■ Exercise materials:
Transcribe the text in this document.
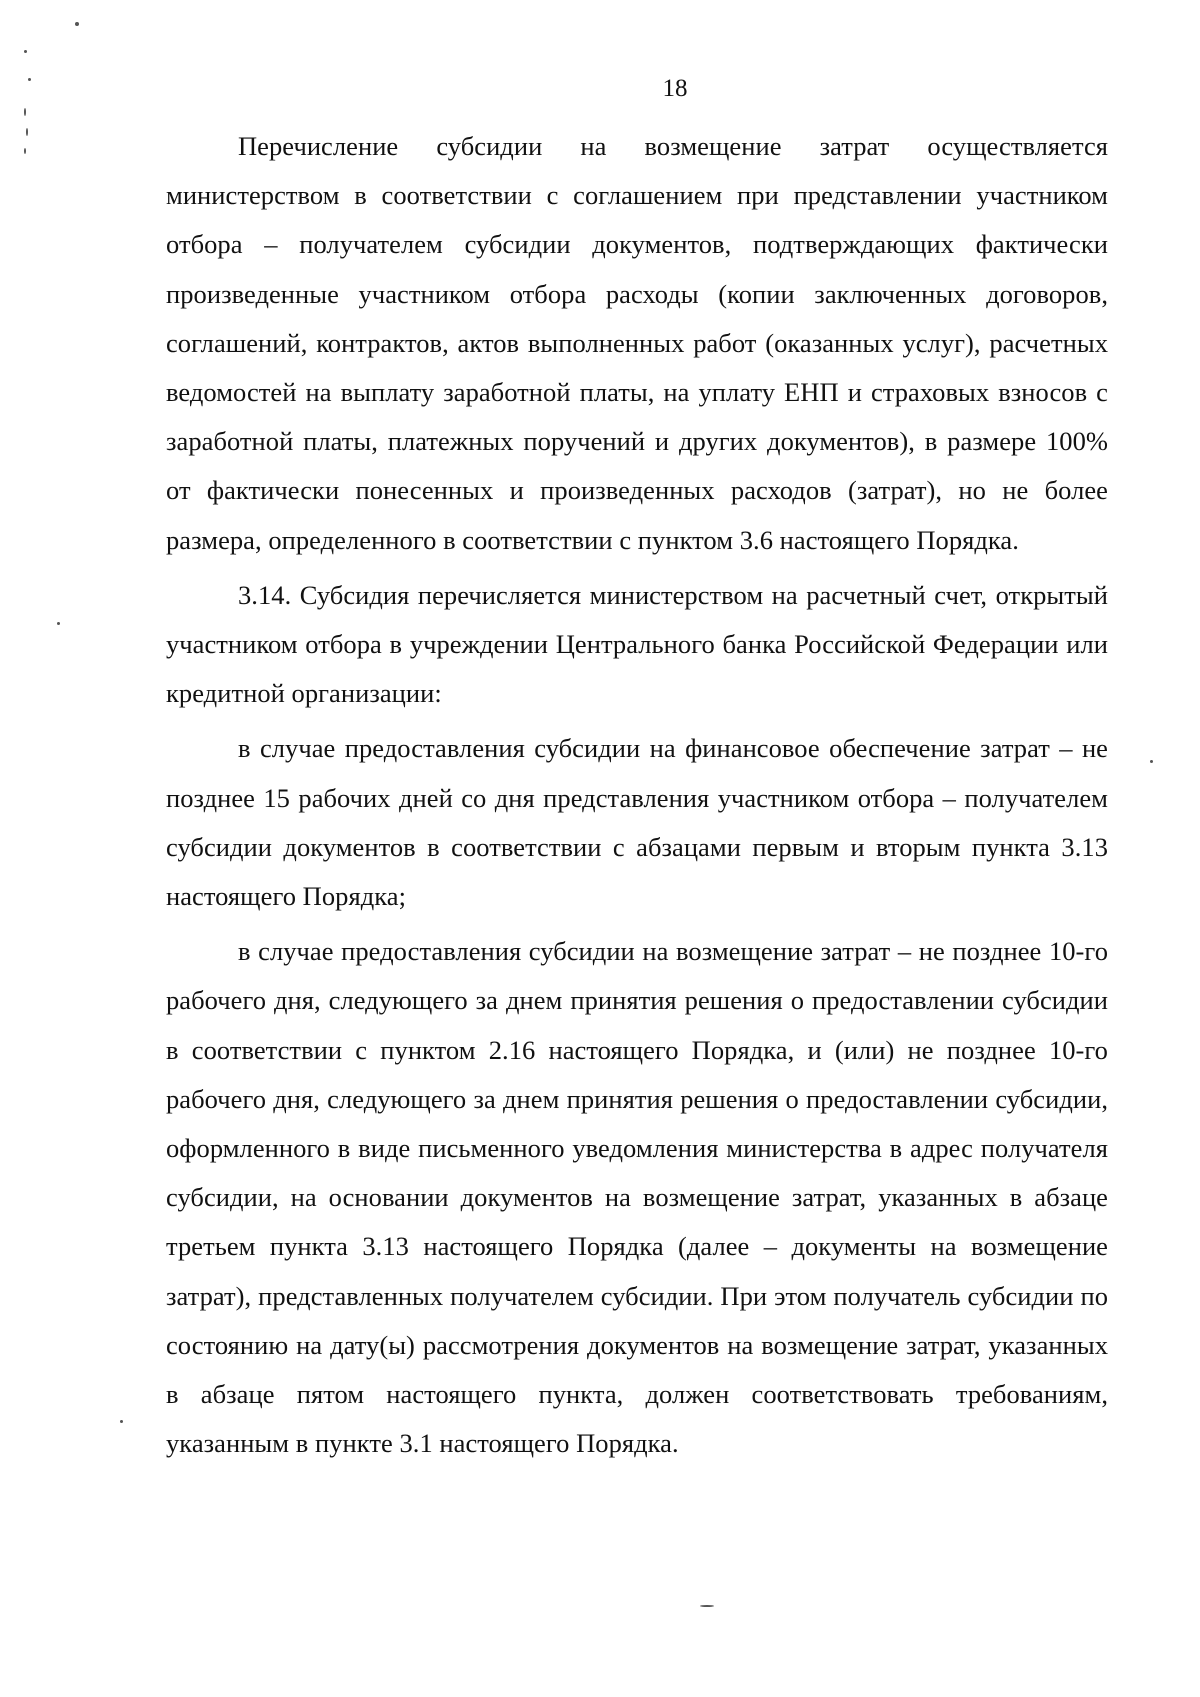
18

Перечисление субсидии на возмещение затрат осуществляется министерством в соответствии с соглашением при представлении участником отбора – получателем субсидии документов, подтверждающих фактически произведенные участником отбора расходы (копии заключенных договоров, соглашений, контрактов, актов выполненных работ (оказанных услуг), расчетных ведомостей на выплату заработной платы, на уплату ЕНП и страховых взносов с заработной платы, платежных поручений и других документов), в размере 100% от фактически понесенных и произведенных расходов (затрат), но не более размера, определенного в соответствии с пунктом 3.6 настоящего Порядка.

3.14. Субсидия перечисляется министерством на расчетный счет, открытый участником отбора в учреждении Центрального банка Российской Федерации или кредитной организации:

в случае предоставления субсидии на финансовое обеспечение затрат – не позднее 15 рабочих дней со дня представления участником отбора – получателем субсидии документов в соответствии с абзацами первым и вторым пункта 3.13 настоящего Порядка;

в случае предоставления субсидии на возмещение затрат – не позднее 10-го рабочего дня, следующего за днем принятия решения о предоставлении субсидии в соответствии с пунктом 2.16 настоящего Порядка, и (или) не позднее 10-го рабочего дня, следующего за днем принятия решения о предоставлении субсидии, оформленного в виде письменного уведомления министерства в адрес получателя субсидии, на основании документов на возмещение затрат, указанных в абзаце третьем пункта 3.13 настоящего Порядка (далее – документы на возмещение затрат), представленных получателем субсидии. При этом получатель субсидии по состоянию на дату(ы) рассмотрения документов на возмещение затрат, указанных в абзаце пятом настоящего пункта, должен соответствовать требованиям, указанным в пункте 3.1 настоящего Порядка.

■ Given request:
Please repeat the entries exactly. Do not include the pictures.

■ Answer to this exercise:
Transcribe the text in this document.
18

Перечисление субсидии на возмещение затрат осуществляется министерством в соответствии с соглашением при представлении участником отбора – получателем субсидии документов, подтверждающих фактически произведенные участником отбора расходы (копии заключенных договоров, соглашений, контрактов, актов выполненных работ (оказанных услуг), расчетных ведомостей на выплату заработной платы, на уплату ЕНП и страховых взносов с заработной платы, платежных поручений и других документов), в размере 100% от фактически понесенных и произведенных расходов (затрат), но не более размера, определенного в соответствии с пунктом 3.6 настоящего Порядка.

3.14. Субсидия перечисляется министерством на расчетный счет, открытый участником отбора в учреждении Центрального банка Российской Федерации или кредитной организации:

в случае предоставления субсидии на финансовое обеспечение затрат – не позднее 15 рабочих дней со дня представления участником отбора – получателем субсидии документов в соответствии с абзацами первым и вторым пункта 3.13 настоящего Порядка;

в случае предоставления субсидии на возмещение затрат – не позднее 10-го рабочего дня, следующего за днем принятия решения о предоставлении субсидии в соответствии с пунктом 2.16 настоящего Порядка, и (или) не позднее 10-го рабочего дня, следующего за днем принятия решения о предоставлении субсидии, оформленного в виде письменного уведомления министерства в адрес получателя субсидии, на основании документов на возмещение затрат, указанных в абзаце третьем пункта 3.13 настоящего Порядка (далее – документы на возмещение затрат), представленных получателем субсидии. При этом получатель субсидии по состоянию на дату(ы) рассмотрения документов на возмещение затрат, указанных в абзаце пятом настоящего пункта, должен соответствовать требованиям, указанным в пункте 3.1 настоящего Порядка.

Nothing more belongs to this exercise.